■ **Extrait**
※

Sur chacun des sujets que nous aborderons aujourd'hui et qui nous occuperont dans les prochaines semaines, nous devrons décider pour agir et le gouvernement souhaite ne pas décider seul, ni agir seul. En tout cas, ne pas décider, ni agir sans vous associer au constat et aux solutions que nous pouvons mettre en œuvre.
C'est à une forme de coproduction que je vous invite aujourd'hui sur ces sujets cruciaux pour l'avenir de nos territoires.
Bien sûr nous ne pensons pas tous la même chose, et c'est tant mieux, car si nous pensions tous pareil, cela voudrait dire que nous ne pensons pas grand-chose.
Bien sûr, il y a entre nous des différences, à commencer par celles qui trouvent leur origine dans les spécificités de chaque territoire.
Bien sûr, nous ne serons pas toujours d'accord sur les solutions à mettre en œuvre.
En revanche, je suis sûr que tous, ici, nous partageons l'ambition de lever les freins qui entravent le développement des outre-mer depuis des décennies.
C'est en tout cas la volonté de ce gouvernement depuis mai 2012. La vie chère, les prix élevés qui frappent tous les outre-mer, et aussi bien les ménages que les entreprises, sont un exemple de frein au développement et c'est pourquoi nous nous y sommes attaqués.
Mais il y en a d'autres qui touchent aussi bien les ressources des collectivités, le financement des entreprises, la structuration des filières économiques, la capacité à coopérer dans l'environnement régional, la mobilisation des fonds structurels européens, et j'en passe…
Et c'est parce que ce gouvernement manifeste depuis 11 mois une réelle volonté politique de changement dans les outre-mer, une volonté agissante et mobilisatrice sans précédent, que je vous invite à saisir cette occasion historique de fédérer et de libérer les énergies.
Cette volonté d'agir s'est manifestée par les politiques mises en œuvre spécifiquement pour les outre-mer, mais aussi par l'application sans délai des dispositifs nationaux à nos territoires.
Que ce soit pour la mise en œuvre des emplois d'avenir et bientôt des contrats de génération, ou encore pour le crédit d'impôt compétitivité emploi, le CICE, ou pour le plan d'urgence en faveur du logement, le temps où il fallait attendre des mois voire des années pour que les politiques nationales soient déclinées outre-mer est révolu.
Il n'y a pas si longtemps, j'étais l'un des vôtres.
Pendant 8 ans, j'ai dirigé une région et j'ai pu expérimenter la frustration de l'élu local qui est peu ou pas écouté. Pire, j'ai eu à mesurer les effets dévastateurs d'une défiance, presque d'une guerre larvée et parfois même ouverte, entre l'Etat et les collectivités locales. Enfin, et surtout, j'ai pu constater avec effroi les désengagements progressifs de l'Etat dans nos territoires.
Ce temps, lui aussi, je vous le dis, est révolu.
J'ai souvent résumé l'ambition – les ambitions, même, tant elles sont nombreuses – du président François Hollande et du Premier ministre Jean-Marc Ayrault en disant qu'il s'agit pour ce gouvernement de concrétiser le retour de l'Etat dans les Outre-mer et le retour des Outre-mer au cœur de la République.

※

■ **Données disponibles**
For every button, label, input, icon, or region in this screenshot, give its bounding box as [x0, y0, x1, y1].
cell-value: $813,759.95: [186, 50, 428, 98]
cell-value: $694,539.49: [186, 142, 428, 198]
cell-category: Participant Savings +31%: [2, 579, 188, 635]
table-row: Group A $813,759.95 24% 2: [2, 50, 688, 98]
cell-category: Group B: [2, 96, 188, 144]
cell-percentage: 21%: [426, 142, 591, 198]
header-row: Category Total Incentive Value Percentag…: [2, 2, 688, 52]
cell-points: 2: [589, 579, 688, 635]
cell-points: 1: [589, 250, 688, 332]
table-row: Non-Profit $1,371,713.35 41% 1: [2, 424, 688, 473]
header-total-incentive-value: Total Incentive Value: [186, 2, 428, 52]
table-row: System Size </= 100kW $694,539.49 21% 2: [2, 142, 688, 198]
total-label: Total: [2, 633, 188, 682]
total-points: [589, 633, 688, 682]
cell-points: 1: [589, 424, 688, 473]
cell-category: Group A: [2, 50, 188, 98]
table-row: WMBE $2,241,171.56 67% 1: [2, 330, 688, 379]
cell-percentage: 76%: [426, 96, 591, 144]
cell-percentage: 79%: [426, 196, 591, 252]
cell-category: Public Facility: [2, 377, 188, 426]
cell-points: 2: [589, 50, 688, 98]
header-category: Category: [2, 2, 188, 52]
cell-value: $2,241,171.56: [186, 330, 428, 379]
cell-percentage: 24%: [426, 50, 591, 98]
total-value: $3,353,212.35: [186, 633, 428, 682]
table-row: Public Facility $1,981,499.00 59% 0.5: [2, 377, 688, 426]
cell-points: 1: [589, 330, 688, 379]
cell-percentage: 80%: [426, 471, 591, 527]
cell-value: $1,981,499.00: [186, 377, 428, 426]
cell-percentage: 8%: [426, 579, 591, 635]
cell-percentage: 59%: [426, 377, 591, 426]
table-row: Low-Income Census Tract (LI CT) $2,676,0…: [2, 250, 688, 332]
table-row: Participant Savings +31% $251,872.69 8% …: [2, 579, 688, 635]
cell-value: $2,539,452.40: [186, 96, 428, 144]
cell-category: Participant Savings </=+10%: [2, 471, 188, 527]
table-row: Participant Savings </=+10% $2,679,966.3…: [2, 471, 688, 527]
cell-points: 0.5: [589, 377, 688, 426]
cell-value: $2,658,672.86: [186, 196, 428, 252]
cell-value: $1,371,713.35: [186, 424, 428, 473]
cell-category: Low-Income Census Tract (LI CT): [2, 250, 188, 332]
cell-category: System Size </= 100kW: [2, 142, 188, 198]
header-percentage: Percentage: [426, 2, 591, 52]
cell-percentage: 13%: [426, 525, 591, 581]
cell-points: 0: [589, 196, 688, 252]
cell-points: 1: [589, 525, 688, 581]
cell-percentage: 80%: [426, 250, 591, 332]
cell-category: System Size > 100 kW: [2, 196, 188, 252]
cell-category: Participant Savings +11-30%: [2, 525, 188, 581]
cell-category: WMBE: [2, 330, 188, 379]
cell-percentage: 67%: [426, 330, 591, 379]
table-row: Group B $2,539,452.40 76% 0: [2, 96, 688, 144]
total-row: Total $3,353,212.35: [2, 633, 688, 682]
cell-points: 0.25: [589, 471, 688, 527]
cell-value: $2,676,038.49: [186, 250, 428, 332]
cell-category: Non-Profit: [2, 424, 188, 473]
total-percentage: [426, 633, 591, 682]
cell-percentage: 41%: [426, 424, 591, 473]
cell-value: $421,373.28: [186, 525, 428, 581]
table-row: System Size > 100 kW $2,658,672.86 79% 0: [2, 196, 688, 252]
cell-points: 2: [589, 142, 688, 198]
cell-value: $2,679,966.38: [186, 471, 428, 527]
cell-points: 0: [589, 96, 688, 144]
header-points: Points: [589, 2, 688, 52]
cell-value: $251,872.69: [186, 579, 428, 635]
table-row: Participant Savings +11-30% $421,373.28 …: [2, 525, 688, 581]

※

■ **Travail à faire**
1. Dites si chacune des affirmations suivantes est conforme à l'extrait, en répondant par oui ou par non et en citant mot pour mot le passage qui tranche. (a) Le gouvernement entend décider et agir seul. (b) L'extrait évoque huit années passées à diriger une région. (c) La vie chère y est présentée comme un exemple de frein au développement.
2. Recopiez à l'identique le passage du listing qui va de son tout début jusqu'à la ligne contenant "cell-category: Group B: [2, 96, 188, 144]", incluse.
L'extrait et le listing n'ont aucun rapport entre eux.

■ **Résultats par consigne**
1.
(a) Non : « le gouvernement souhaite ne pas décider seul, ni agir seul »
(b) Oui : « Pendant 8 ans, j'ai dirigé une région »
(c) Oui : « La vie chère, les prix élevés qui frappent tous les outre-mer, et aussi bien les ménages que les entreprises, sont un exemple de frein au développement »

2.
For every button, label, input, icon, or region in this screenshot, give its bounding box as [x0, y0, x1, y1].
cell-value: $813,759.95: [186, 50, 428, 98]
cell-value: $694,539.49: [186, 142, 428, 198]
cell-category: Participant Savings +31%: [2, 579, 188, 635]
table-row: Group A $813,759.95 24% 2: [2, 50, 688, 98]
cell-category: Group B: [2, 96, 188, 144]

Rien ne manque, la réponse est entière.